(Page content transcription data)

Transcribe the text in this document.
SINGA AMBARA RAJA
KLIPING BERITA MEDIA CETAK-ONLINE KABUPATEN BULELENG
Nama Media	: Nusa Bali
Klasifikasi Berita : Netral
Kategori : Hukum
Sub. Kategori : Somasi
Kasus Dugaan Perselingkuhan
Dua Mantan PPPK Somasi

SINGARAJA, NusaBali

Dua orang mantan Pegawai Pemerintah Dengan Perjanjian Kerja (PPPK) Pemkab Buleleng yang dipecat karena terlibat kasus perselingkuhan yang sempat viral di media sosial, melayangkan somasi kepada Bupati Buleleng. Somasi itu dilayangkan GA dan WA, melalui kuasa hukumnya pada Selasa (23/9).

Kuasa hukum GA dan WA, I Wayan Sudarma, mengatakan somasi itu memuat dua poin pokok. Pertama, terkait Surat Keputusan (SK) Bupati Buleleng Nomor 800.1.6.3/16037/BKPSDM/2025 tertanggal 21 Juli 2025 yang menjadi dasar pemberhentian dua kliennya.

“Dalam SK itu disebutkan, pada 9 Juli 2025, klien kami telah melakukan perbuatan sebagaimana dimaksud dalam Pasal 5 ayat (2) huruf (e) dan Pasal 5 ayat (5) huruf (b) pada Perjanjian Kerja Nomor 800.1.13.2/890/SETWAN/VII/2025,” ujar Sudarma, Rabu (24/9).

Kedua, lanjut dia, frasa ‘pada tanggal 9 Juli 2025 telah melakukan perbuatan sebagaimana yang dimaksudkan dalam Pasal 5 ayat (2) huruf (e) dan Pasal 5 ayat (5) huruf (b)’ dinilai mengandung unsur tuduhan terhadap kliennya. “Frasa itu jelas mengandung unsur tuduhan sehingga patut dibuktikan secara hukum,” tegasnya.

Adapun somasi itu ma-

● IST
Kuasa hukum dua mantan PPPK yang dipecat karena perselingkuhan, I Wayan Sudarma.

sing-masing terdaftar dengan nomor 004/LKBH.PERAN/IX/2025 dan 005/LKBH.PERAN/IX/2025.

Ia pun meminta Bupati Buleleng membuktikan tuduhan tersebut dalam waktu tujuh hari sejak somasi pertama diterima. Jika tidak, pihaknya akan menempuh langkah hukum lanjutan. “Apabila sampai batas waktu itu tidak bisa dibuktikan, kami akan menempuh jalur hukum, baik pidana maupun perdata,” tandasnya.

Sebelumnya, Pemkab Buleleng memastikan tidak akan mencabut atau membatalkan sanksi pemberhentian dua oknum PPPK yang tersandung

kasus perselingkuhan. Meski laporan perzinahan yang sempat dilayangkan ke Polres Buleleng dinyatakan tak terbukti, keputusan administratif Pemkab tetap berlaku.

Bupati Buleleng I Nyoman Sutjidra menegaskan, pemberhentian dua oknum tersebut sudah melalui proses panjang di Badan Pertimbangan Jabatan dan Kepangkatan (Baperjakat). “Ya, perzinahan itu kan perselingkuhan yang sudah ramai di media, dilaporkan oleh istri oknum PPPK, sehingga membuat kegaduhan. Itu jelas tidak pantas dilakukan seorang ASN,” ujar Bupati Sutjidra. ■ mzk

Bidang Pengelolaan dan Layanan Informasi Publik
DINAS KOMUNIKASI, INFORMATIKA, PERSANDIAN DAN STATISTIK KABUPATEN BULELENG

| Work item |
If a line in the records contains the word "sempat", copy it out.

| Answer space |
Dua orang mantan Pegawai Pemerintah Dengan Perjanjian Kerja (PPPK) Pemkab Buleleng yang dipecat karena terlibat kasus perselingkuhan yang sempat viral di media sosial, melayangkan somasi kepada Bupati Buleleng. Somasi itu dilayangkan GA dan WA, melalui kuasa hukumnya pada Selasa (23/9).
kasus perselingkuhan. Meski laporan perzinahan yang sempat dilayangkan ke Polres Buleleng dinyatakan tak terbukti, keputusan administratif Pemkab tetap berlaku.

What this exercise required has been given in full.